[Start]

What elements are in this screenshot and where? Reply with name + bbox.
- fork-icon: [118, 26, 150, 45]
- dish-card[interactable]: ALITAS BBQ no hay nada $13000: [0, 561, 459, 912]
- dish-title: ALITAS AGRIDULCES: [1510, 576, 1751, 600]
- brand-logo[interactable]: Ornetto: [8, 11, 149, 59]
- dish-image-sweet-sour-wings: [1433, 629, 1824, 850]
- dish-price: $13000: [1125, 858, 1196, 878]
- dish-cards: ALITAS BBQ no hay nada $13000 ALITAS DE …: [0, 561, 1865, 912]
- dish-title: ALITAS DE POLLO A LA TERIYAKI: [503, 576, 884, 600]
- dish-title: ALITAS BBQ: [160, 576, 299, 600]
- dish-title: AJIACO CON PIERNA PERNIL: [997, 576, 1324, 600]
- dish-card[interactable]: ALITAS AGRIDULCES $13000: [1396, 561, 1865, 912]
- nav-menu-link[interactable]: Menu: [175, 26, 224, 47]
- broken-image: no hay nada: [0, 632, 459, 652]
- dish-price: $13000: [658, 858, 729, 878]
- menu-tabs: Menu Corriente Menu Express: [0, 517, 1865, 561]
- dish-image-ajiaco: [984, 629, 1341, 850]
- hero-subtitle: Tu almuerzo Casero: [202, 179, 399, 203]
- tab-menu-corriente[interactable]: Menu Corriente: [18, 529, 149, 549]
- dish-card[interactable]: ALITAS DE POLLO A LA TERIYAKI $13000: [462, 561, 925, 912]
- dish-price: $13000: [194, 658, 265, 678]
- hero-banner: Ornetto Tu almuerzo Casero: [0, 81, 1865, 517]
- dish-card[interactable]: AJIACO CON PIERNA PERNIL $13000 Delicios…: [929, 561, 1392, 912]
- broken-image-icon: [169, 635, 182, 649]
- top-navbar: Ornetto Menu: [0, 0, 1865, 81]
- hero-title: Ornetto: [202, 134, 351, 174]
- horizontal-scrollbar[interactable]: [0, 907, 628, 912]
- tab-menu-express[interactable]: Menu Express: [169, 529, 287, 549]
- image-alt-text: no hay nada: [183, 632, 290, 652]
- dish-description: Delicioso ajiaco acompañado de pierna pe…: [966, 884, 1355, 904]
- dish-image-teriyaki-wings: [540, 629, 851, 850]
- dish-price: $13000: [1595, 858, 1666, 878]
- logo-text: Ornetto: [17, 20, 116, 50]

[End]

◆ **Short task**
Reproduce the listing verbatim, beginning at its first line and stopping after the line that contains "- dish-title: AJIACO".

◆ **Response**
What elements are in this screenshot and where? Reply with name + bbox.
- fork-icon: [118, 26, 150, 45]
- dish-card[interactable]: ALITAS BBQ no hay nada $13000: [0, 561, 459, 912]
- dish-title: ALITAS AGRIDULCES: [1510, 576, 1751, 600]
- brand-logo[interactable]: Ornetto: [8, 11, 149, 59]
- dish-image-sweet-sour-wings: [1433, 629, 1824, 850]
- dish-price: $13000: [1125, 858, 1196, 878]
- dish-cards: ALITAS BBQ no hay nada $13000 ALITAS DE …: [0, 561, 1865, 912]
- dish-title: ALITAS DE POLLO A LA TERIYAKI: [503, 576, 884, 600]
- dish-title: ALITAS BBQ: [160, 576, 299, 600]
- dish-title: AJIACO CON PIERNA PERNIL: [997, 576, 1324, 600]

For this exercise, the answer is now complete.